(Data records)
(begin)

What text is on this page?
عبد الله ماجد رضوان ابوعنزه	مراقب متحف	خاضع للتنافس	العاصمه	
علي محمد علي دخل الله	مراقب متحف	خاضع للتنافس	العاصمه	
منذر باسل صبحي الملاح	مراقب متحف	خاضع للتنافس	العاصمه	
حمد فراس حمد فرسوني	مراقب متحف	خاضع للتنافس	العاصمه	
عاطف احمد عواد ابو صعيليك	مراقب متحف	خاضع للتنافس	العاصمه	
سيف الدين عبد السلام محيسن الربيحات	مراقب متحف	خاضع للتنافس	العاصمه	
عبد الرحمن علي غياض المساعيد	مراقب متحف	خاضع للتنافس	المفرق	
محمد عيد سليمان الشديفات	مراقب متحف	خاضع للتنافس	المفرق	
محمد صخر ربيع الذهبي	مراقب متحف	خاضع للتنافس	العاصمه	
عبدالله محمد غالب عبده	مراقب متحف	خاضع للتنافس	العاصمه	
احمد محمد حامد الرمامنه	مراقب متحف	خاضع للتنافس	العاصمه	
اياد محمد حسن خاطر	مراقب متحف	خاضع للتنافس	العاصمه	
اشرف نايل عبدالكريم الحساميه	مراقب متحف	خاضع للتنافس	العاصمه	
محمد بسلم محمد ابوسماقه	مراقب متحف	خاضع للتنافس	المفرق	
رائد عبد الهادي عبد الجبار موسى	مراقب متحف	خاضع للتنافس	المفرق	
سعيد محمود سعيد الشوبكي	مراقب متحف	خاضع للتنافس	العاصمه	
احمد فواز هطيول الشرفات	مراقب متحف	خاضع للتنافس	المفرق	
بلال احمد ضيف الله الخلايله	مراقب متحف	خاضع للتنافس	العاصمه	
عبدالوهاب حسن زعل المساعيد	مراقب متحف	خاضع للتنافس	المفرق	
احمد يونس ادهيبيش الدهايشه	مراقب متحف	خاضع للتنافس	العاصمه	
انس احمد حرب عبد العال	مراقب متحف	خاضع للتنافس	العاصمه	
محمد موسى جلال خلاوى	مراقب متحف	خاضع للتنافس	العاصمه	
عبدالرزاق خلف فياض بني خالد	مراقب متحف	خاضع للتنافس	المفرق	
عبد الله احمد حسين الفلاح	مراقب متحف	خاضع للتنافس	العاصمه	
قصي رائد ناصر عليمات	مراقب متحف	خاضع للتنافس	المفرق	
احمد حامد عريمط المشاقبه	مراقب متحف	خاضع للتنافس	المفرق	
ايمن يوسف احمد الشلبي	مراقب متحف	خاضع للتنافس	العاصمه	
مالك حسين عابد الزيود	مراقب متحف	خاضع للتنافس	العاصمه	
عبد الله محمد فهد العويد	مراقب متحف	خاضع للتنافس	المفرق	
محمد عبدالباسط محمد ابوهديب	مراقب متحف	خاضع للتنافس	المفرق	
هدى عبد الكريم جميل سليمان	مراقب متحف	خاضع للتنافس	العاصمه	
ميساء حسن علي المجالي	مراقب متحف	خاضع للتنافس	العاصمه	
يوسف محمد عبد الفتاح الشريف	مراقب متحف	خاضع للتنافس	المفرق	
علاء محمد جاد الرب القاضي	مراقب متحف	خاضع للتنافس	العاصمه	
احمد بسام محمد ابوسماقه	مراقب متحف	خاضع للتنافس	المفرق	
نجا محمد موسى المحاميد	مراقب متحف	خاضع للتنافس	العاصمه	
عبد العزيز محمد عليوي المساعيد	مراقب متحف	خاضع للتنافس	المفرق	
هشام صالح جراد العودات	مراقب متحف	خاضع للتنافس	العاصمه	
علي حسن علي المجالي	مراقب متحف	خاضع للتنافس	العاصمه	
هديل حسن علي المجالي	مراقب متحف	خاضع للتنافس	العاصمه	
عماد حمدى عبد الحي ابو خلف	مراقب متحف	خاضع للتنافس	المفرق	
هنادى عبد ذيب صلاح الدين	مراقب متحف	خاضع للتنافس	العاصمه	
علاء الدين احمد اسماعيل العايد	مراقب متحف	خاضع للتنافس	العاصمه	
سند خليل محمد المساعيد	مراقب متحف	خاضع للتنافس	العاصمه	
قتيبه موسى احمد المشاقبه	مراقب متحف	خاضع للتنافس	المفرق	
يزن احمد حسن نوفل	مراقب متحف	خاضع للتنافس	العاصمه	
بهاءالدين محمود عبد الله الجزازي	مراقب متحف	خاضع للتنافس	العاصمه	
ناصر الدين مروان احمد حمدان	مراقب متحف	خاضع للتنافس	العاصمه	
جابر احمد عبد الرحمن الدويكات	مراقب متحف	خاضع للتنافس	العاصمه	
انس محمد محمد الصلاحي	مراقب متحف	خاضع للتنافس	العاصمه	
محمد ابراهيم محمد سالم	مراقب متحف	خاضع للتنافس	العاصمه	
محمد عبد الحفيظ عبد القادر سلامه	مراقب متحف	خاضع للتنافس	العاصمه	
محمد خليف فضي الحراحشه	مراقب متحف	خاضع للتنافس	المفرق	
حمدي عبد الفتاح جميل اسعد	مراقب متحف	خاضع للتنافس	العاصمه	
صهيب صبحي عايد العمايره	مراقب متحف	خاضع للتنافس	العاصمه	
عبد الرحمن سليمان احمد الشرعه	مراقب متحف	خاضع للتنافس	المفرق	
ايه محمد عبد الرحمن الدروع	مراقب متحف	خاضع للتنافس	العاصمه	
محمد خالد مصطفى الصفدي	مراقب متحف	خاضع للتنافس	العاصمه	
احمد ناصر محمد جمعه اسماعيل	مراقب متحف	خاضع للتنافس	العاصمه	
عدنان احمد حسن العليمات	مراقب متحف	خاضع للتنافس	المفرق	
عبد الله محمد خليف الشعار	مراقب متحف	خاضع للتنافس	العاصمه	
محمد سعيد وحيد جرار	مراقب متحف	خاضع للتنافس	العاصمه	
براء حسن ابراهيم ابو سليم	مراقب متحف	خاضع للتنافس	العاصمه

(end)

Using the records given above, list every line that includes the word "سليمان".

:: Response below ::
محمد عيد سليمان الشديفات	مراقب متحف	خاضع للتنافس	المفرق	
هدى عبد الكريم جميل سليمان	مراقب متحف	خاضع للتنافس	العاصمه	
عبد الرحمن سليمان احمد الشرعه	مراقب متحف	خاضع للتنافس	المفرق	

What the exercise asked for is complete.